Only a number is required: how many lines of the material contain the word "Niederkorn"?

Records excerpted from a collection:

>> Start

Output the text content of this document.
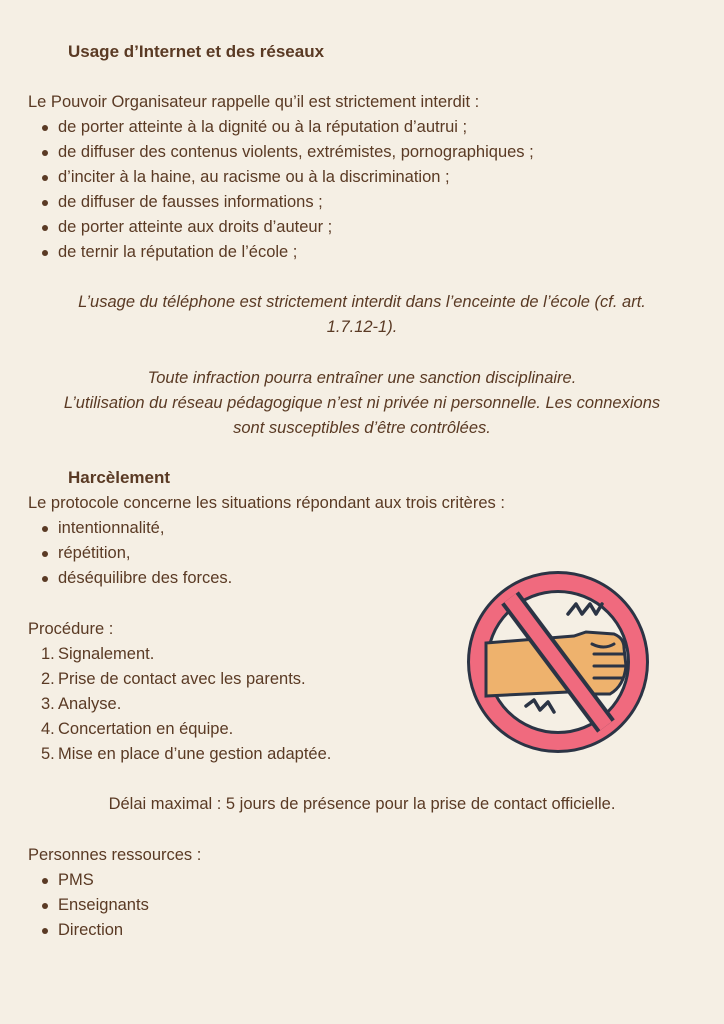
Usage d’Internet et des réseaux
Le Pouvoir Organisateur rappelle qu’il est strictement interdit :
de porter atteinte à la dignité ou à la réputation d’autrui ;
de diffuser des contenus violents, extrémistes, pornographiques ;
d’inciter à la haine, au racisme ou à la discrimination ;
de diffuser de fausses informations ;
de porter atteinte aux droits d’auteur ;
de ternir la réputation de l’école ;
L’usage du téléphone est strictement interdit dans l’enceinte de l’école (cf. art.
1.7.12-1).
Toute infraction pourra entraîner une sanction disciplinaire.
L’utilisation du réseau pédagogique n’est ni privée ni personnelle. Les connexions
sont susceptibles d’être contrôlées.
Harcèlement
Le protocole concerne les situations répondant aux trois critères :
intentionnalité,
répétition,
déséquilibre des forces.
Procédure :
1. Signalement.
2. Prise de contact avec les parents.
3. Analyse.
4. Concertation en équipe.
5. Mise en place d’une gestion adaptée.
Délai maximal : 5 jours de présence pour la prise de contact officielle.
Personnes ressources :
PMS
Enseignants
Direction
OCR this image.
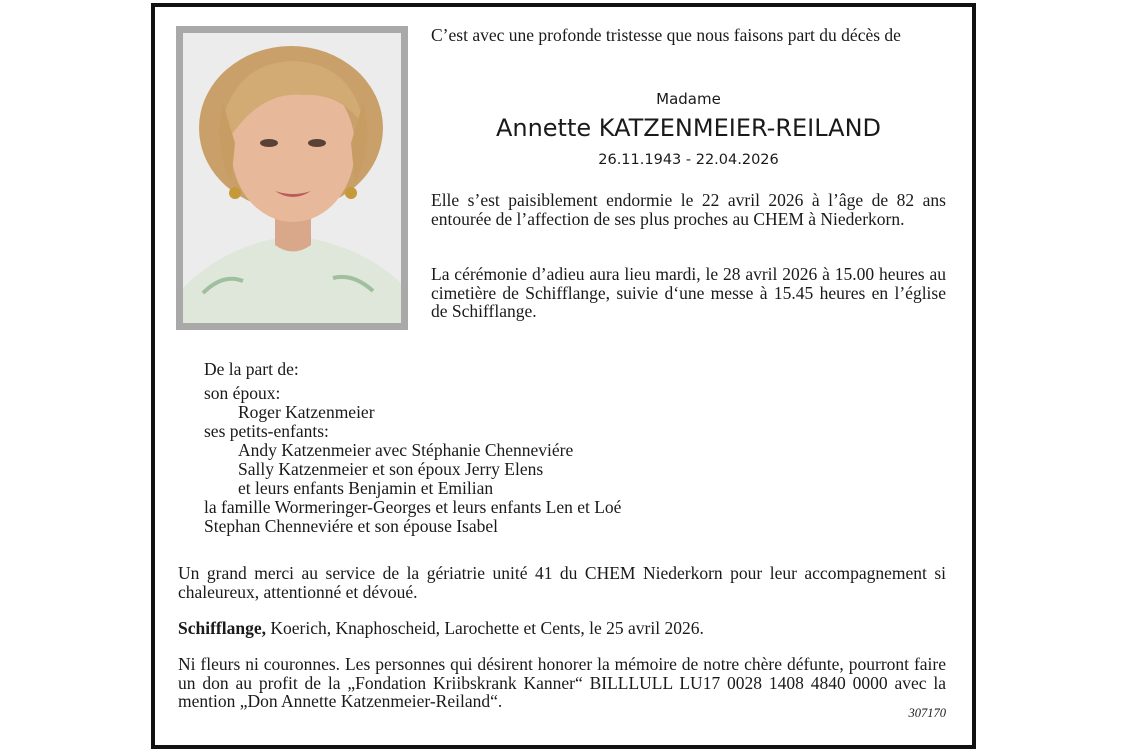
C’est avec une profonde tristesse que nous faisons part du décès de
Madame
Annette KATZENMEIER-REILAND
26.11.1943 - 22.04.2026
Elle s’est paisiblement endormie le 22 avril 2026 à l’âge de 82 ans entourée de l’affection de ses plus proches au CHEM à Niederkorn.
La cérémonie d’adieu aura lieu mardi, le 28 avril 2026 à 15.00 heures au cimetière de Schifflange, suivie d‘une messe à 15.45 heures en l’église de Schifflange.
De la part de:
son époux:
Roger Katzenmeier
ses petits-enfants:
Andy Katzenmeier avec Stéphanie Chenneviére
Sally Katzenmeier et son époux Jerry Elens
et leurs enfants Benjamin et Emilian
la famille Wormeringer-Georges et leurs enfants Len et Loé
Stephan Chenneviére et son épouse Isabel
Un grand merci au service de la gériatrie unité 41 du CHEM Niederkorn pour leur accompagnement si chaleureux, attentionné et dévoué.
Schifflange, Koerich, Knaphoscheid, Larochette et Cents, le 25 avril 2026.
Ni fleurs ni couronnes. Les personnes qui désirent honorer la mémoire de notre chère défunte, pourront faire un don au profit de la „Fondation Kriibskrank Kanner“ BILLLULL LU17 0028 1408 4840 0000 avec la mention „Don Annette Katzenmeier-Reiland“.
307170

>> End

[FINAL RESULT] 2